Start of Materials provided

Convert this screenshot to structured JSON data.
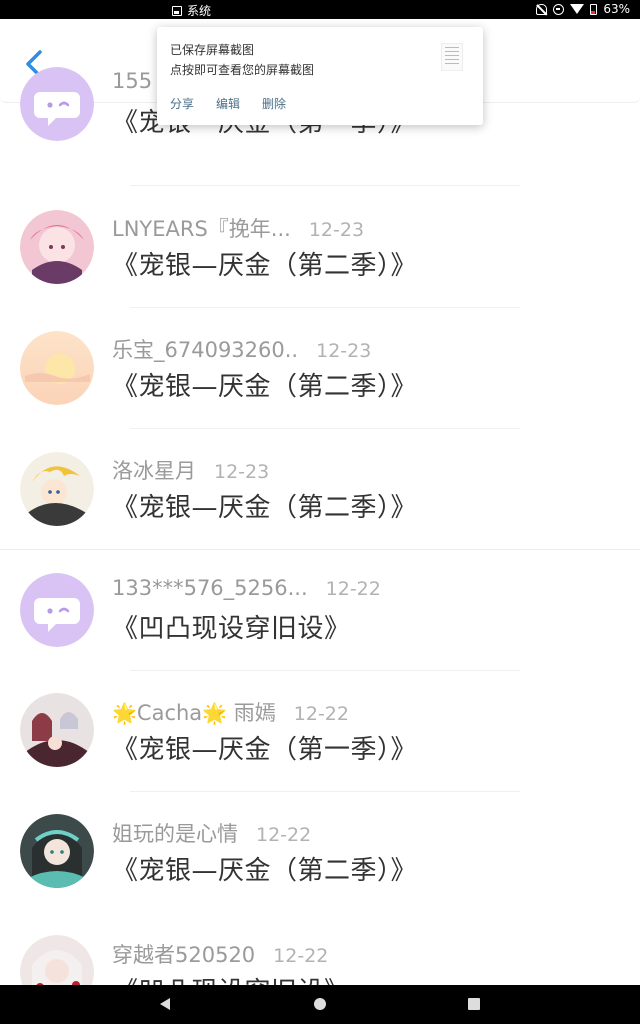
{
  "status_bar": {
    "app_label": "系统",
    "battery": "63%"
  },
  "notification": {
    "title": "已保存屏幕截图",
    "subtitle": "点按即可查看您的屏幕截图",
    "share": "分享",
    "edit": "编辑",
    "delete": "删除"
  },
  "list": [
    {
      "name": "155",
      "date": "",
      "title": "《宠银—厌金（第一季）》",
      "avatar": "default-chat"
    },
    {
      "name": "LNYEARS『挽年...",
      "date": "12-23",
      "title": "《宠银—厌金（第二季）》",
      "avatar": "pink-hair"
    },
    {
      "name": "乐宝_674093260..",
      "date": "12-23",
      "title": "《宠银—厌金（第二季）》",
      "avatar": "sunset"
    },
    {
      "name": "洛冰星月",
      "date": "12-23",
      "title": "《宠银—厌金（第二季）》",
      "avatar": "blond-anime"
    },
    {
      "name": "133***576_5256...",
      "date": "12-22",
      "title": "《凹凸现设穿旧设》",
      "avatar": "default-chat"
    },
    {
      "name_prefix": "Cacha",
      "name_suffix": "雨嫣",
      "date": "12-22",
      "title": "《宠银—厌金（第一季）》",
      "avatar": "group-anime"
    },
    {
      "name": "姐玩的是心情",
      "date": "12-22",
      "title": "《宠银—厌金（第二季）》",
      "avatar": "teal-anime"
    },
    {
      "name": "穿越者520520",
      "date": "12-22",
      "title": "《凹凸现设穿旧设》",
      "avatar": "red-anime"
    }
  ],
  "colors": {
    "accent": "#2f8de4",
    "default_avatar": "#d9c3f5",
    "name_gray": "#9a9a9a"
  }
}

End of Materials provided

Count all lines of the data that include "anime". The answer is the number alone.

4